→ **Excerpted passage**
####################
Sometimes strangers stop me on the street and ask if I'm a model.

Put the rotten fruit down while I try to win you back.

I'm tall. And being 5'10 at age 15 turns some heads. But as an adult, the frustrating thing about being asked this question many times over comes from my brief stint with a North Carolina modeling agency in high school. These agencies have a simple formula: Scoop up every junior Amazon possible and hope at least one blossoms into her... let's say "full potential," while under contract. You know, when she is finished growing... basically, when her tits come in.

Unfortunately for Backwoods Models Inc., I was not one of those girls and was summarily dropped from the agency after high school. My tits came in. They were just mediocre at best.

Yes, my 18-year-old heart broke, and my confidence took a hit. But in my mid-20s, I took up distance running and weight-lifting in an attempt to solidify what I saw as my bad-a** approach to life. The brow-furrowing determination that comes with competitive running shaved 10 minutes off my 10K time and 10 pounds from the scale's numbers. So at 29, I am in the best shape of my life.

I love my body. Despite constant messages piped into our brains telling us we're not supposed to, I f*cking love my body.

And then I returned to modeling.

My recent day as a model was fun, but it was a day as someone else. Promotional materials for a DC theater, the shoot was to be from the nose down, with leather pants and a jacket that showed the majority of what I was packing above the waist. My hair was teased to twice its normal volume and my lips looked like they belonged in a Maybelline ad -- disembodied from any semblance of personhood, pointed up at the viewer like an open invitation to stick something -- really anything -- in between them.

I looked hot.

That confidence lasted until I walked into the studio and met the photographers. Two hours of hair, makeup and smugness melted away as I, a solid six feet in heels, stared down at the 5'2, 96-pound Asian women directing the shoot as she knocked me down to size. Humorlessly, she tipped her head up, then down to my feet before closing her eyes and furiously shaking her head.

"No. No. Her boobs. I need them to be WAY bigger."

This again.

I wanted to tell her I knew that. I needed her to know that she was not the first person to tell me my breasts were insufficient for her specific needs. That honor belonged to C-cup-packing Casey Westhoff, my little sister who grew out of my bras in 6th grade.

She wasn't the first person who I wanted to impress, only to have them tell me my breasts were too small. That would be a male friend sophomore year who declared "All you need is a handful. And I have big hands."

She wasn't even the first grown woman to tell me my breasts were too small. Because women who fit you for your wedding dress can be f*cking b*tches.

"She needs to be stuffed."

Setting aside the obvious double entendre, at this point, I had a choice to make. I had worked so hard, for so many years, to get to a place where I loved all of my body, or at least affectionately tolerated the parts that pissed me off. Was I going to let one day undo that work? What would my breasts even look like with that much cleavage? Was it even possible?
####################
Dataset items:
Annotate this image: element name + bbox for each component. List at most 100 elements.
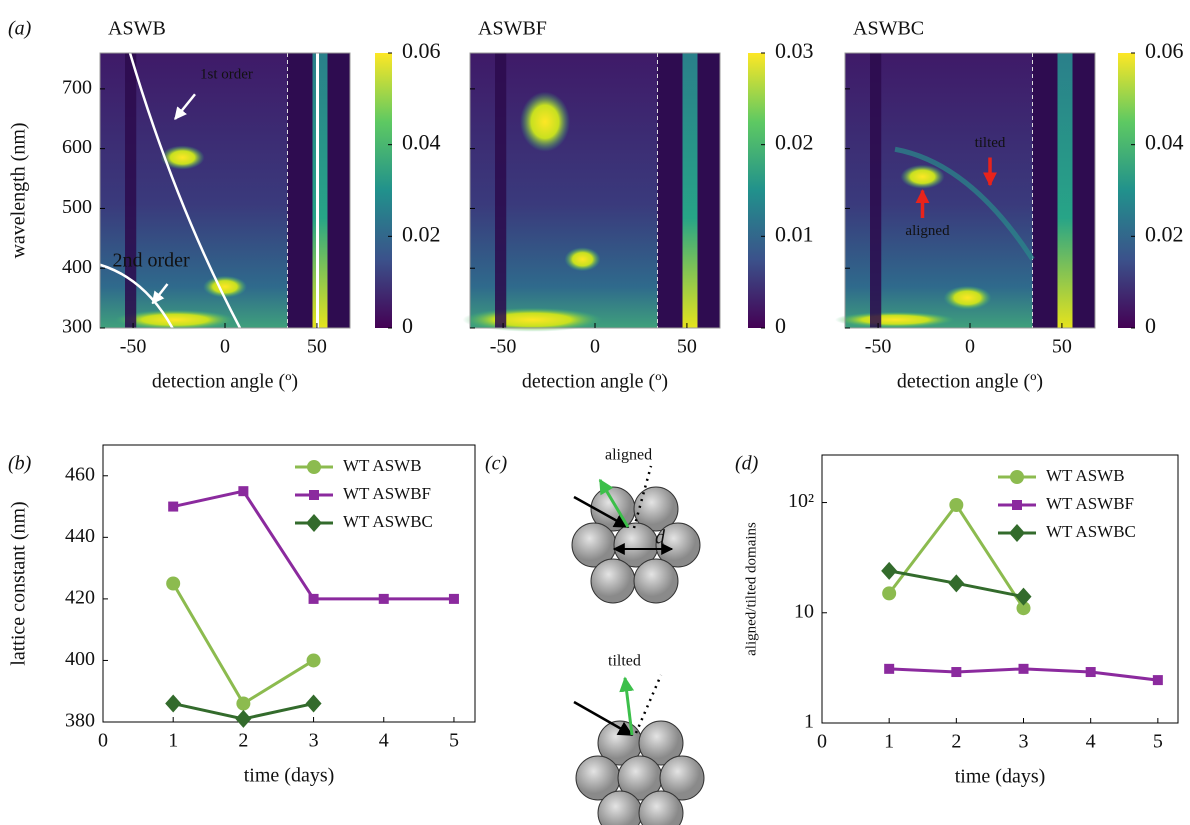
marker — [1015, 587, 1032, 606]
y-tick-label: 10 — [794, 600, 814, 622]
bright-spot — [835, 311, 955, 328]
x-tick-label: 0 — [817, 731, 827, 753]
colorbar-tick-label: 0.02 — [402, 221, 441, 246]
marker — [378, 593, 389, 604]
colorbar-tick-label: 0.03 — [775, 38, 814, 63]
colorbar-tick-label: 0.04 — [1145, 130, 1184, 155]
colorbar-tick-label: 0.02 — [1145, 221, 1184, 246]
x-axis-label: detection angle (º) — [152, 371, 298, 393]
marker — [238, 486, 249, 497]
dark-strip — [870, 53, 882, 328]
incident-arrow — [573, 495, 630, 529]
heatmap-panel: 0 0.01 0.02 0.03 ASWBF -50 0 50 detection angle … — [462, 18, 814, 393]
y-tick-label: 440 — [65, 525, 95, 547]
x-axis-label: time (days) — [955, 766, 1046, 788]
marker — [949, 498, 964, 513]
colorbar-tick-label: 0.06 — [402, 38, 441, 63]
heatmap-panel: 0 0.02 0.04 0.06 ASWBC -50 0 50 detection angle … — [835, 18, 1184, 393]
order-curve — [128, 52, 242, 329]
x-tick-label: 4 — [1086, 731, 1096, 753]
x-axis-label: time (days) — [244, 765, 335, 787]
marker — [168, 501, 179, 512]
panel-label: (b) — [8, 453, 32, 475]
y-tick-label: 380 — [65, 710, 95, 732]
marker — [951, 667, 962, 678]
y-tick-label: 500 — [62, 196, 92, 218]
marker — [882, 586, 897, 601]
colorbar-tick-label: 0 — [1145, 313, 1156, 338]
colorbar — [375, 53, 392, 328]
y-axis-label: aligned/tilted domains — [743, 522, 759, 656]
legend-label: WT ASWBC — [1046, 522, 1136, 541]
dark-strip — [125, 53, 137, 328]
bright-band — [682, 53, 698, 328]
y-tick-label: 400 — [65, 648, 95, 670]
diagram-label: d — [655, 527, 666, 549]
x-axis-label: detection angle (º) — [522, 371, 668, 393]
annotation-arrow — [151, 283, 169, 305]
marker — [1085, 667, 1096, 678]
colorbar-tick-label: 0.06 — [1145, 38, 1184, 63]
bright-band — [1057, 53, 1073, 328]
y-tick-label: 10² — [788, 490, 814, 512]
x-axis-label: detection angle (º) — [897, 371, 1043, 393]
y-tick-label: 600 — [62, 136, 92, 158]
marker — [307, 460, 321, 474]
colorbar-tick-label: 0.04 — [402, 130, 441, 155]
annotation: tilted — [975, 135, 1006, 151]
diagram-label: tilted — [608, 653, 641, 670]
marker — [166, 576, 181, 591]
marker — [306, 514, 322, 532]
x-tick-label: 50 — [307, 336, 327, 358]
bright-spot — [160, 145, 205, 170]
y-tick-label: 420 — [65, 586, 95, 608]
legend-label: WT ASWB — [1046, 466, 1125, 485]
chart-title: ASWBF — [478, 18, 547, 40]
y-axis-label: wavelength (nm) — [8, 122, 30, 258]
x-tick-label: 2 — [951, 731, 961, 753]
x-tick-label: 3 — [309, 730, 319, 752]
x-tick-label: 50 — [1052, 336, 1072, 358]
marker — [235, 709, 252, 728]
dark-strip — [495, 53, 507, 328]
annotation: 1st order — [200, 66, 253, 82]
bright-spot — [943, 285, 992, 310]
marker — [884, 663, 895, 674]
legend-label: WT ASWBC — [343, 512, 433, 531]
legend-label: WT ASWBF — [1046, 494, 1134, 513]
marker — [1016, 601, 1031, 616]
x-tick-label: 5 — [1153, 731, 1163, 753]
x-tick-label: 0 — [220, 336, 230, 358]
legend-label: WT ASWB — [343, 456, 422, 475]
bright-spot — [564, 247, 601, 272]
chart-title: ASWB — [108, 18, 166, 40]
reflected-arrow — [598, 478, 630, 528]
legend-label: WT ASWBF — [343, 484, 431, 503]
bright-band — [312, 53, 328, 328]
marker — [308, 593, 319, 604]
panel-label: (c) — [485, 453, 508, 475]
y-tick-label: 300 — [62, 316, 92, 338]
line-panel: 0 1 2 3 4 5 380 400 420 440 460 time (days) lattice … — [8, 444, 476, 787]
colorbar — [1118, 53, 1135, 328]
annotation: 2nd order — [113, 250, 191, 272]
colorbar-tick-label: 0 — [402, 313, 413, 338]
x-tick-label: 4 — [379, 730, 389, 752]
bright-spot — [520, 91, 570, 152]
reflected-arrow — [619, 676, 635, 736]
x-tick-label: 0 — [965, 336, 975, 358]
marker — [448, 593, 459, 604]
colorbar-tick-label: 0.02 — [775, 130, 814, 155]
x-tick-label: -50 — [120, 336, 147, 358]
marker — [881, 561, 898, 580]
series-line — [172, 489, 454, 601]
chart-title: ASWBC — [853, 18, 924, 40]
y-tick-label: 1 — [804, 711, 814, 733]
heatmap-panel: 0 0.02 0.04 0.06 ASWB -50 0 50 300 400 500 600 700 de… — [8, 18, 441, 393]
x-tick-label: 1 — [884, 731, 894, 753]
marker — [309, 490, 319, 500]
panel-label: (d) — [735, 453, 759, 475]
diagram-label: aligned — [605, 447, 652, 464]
####################
→ **Work to complete**
A - List every age the writer of the modeling essay gives for herself.
B - Retype the modeling essay from "She wasn't the" up to and including "be f*cking b*tches.".

→ **Answers to the exercises**
A -
15
18
mid-20s
29

B -
She wasn't the first person who I wanted to impress, only to have them tell me my breasts were too small. That would be a male friend sophomore year who declared "All you need is a handful. And I have big hands."

She wasn't even the first grown woman to tell me my breasts were too small. Because women who fit you for your wedding dress can be f*cking b*tches.